━━━ MATERIAL FOR THIS TASK ━━━

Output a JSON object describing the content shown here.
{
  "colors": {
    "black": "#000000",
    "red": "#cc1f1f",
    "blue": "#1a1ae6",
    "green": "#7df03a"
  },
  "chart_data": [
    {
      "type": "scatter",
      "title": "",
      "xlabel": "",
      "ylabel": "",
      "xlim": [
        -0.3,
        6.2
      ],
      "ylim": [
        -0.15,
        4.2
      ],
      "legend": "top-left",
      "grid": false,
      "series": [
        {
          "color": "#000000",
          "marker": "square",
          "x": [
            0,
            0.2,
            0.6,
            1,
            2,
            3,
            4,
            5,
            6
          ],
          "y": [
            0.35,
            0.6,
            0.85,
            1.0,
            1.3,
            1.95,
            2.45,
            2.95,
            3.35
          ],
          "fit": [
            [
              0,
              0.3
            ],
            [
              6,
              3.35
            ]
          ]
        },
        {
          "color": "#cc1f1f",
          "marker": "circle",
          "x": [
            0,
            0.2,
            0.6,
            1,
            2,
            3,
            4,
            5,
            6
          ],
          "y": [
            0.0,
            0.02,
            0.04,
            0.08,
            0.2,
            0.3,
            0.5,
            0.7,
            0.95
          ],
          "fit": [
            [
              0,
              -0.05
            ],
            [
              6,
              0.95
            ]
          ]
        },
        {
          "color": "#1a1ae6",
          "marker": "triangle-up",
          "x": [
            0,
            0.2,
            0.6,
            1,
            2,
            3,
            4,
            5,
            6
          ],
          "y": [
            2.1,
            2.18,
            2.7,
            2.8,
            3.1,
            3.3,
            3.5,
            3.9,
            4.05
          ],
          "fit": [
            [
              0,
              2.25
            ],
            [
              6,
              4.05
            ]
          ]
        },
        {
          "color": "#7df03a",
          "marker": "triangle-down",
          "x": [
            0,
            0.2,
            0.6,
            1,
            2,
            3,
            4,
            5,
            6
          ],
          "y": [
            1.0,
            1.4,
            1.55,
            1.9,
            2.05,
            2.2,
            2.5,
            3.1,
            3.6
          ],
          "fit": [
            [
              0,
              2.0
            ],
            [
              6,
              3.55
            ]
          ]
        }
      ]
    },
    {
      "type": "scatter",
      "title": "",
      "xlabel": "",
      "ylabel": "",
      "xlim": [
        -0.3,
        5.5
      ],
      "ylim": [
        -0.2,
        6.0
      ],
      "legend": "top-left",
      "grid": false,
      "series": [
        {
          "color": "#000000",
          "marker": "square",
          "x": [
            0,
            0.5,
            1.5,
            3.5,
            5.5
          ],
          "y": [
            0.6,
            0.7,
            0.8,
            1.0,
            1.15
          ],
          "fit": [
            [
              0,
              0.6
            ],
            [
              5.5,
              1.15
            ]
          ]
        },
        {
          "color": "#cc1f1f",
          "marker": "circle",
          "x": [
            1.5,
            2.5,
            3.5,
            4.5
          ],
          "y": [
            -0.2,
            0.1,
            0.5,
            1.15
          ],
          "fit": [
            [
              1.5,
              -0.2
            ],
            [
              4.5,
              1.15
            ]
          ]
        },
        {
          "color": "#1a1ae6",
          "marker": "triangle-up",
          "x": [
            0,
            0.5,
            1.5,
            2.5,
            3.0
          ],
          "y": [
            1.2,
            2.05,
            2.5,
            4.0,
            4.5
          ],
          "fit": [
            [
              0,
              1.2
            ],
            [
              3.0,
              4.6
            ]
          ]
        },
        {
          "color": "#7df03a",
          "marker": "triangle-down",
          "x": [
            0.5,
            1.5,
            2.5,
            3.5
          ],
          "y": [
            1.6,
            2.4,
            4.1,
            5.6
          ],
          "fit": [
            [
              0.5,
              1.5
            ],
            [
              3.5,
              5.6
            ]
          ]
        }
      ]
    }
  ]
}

━━━

» WHAT THIS TASK INVOLVES:
Type the material above out again, exactly.

» SOLUTION TO THE PROBLEM:
Output a JSON object describing the content shown here.
{
  "colors": {
    "black": "#000000",
    "red": "#cc1f1f",
    "blue": "#1a1ae6",
    "green": "#7df03a"
  },
  "chart_data": [
    {
      "type": "scatter",
      "title": "",
      "xlabel": "",
      "ylabel": "",
      "xlim": [
        -0.3,
        6.2
      ],
      "ylim": [
        -0.15,
        4.2
      ],
      "legend": "top-left",
      "grid": false,
      "series": [
        {
          "color": "#000000",
          "marker": "square",
          "x": [
            0,
            0.2,
            0.6,
            1,
            2,
            3,
            4,
            5,
            6
          ],
          "y": [
            0.35,
            0.6,
            0.85,
            1.0,
            1.3,
            1.95,
            2.45,
            2.95,
            3.35
          ],
          "fit": [
            [
              0,
              0.3
            ],
            [
              6,
              3.35
            ]
          ]
        },
        {
          "color": "#cc1f1f",
          "marker": "circle",
          "x": [
            0,
            0.2,
            0.6,
            1,
            2,
            3,
            4,
            5,
            6
          ],
          "y": [
            0.0,
            0.02,
            0.04,
            0.08,
            0.2,
            0.3,
            0.5,
            0.7,
            0.95
          ],
          "fit": [
            [
              0,
              -0.05
            ],
            [
              6,
              0.95
            ]
          ]
        },
        {
          "color": "#1a1ae6",
          "marker": "triangle-up",
          "x": [
            0,
            0.2,
            0.6,
            1,
            2,
            3,
            4,
            5,
            6
          ],
          "y": [
            2.1,
            2.18,
            2.7,
            2.8,
            3.1,
            3.3,
            3.5,
            3.9,
            4.05
          ],
          "fit": [
            [
              0,
              2.25
            ],
            [
              6,
              4.05
            ]
          ]
        },
        {
          "color": "#7df03a",
          "marker": "triangle-down",
          "x": [
            0,
            0.2,
            0.6,
            1,
            2,
            3,
            4,
            5,
            6
          ],
          "y": [
            1.0,
            1.4,
            1.55,
            1.9,
            2.05,
            2.2,
            2.5,
            3.1,
            3.6
          ],
          "fit": [
            [
              0,
              2.0
            ],
            [
              6,
              3.55
            ]
          ]
        }
      ]
    },
    {
      "type": "scatter",
      "title": "",
      "xlabel": "",
      "ylabel": "",
      "xlim": [
        -0.3,
        5.5
      ],
      "ylim": [
        -0.2,
        6.0
      ],
      "legend": "top-left",
      "grid": false,
      "series": [
        {
          "color": "#000000",
          "marker": "square",
          "x": [
            0,
            0.5,
            1.5,
            3.5,
            5.5
          ],
          "y": [
            0.6,
            0.7,
            0.8,
            1.0,
            1.15
          ],
          "fit": [
            [
              0,
              0.6
            ],
            [
              5.5,
              1.15
            ]
          ]
        },
        {
          "color": "#cc1f1f",
          "marker": "circle",
          "x": [
            1.5,
            2.5,
            3.5,
            4.5
          ],
          "y": [
            -0.2,
            0.1,
            0.5,
            1.15
          ],
          "fit": [
            [
              1.5,
              -0.2
            ],
            [
              4.5,
              1.15
            ]
          ]
        },
        {
          "color": "#1a1ae6",
          "marker": "triangle-up",
          "x": [
            0,
            0.5,
            1.5,
            2.5,
            3.0
          ],
          "y": [
            1.2,
            2.05,
            2.5,
            4.0,
            4.5
          ],
          "fit": [
            [
              0,
              1.2
            ],
            [
              3.0,
              4.6
            ]
          ]
        },
        {
          "color": "#7df03a",
          "marker": "triangle-down",
          "x": [
            0.5,
            1.5,
            2.5,
            3.5
          ],
          "y": [
            1.6,
            2.4,
            4.1,
            5.6
          ],
          "fit": [
            [
              0.5,
              1.5
            ],
            [
              3.5,
              5.6
            ]
          ]
        }
      ]
    }
  ]
}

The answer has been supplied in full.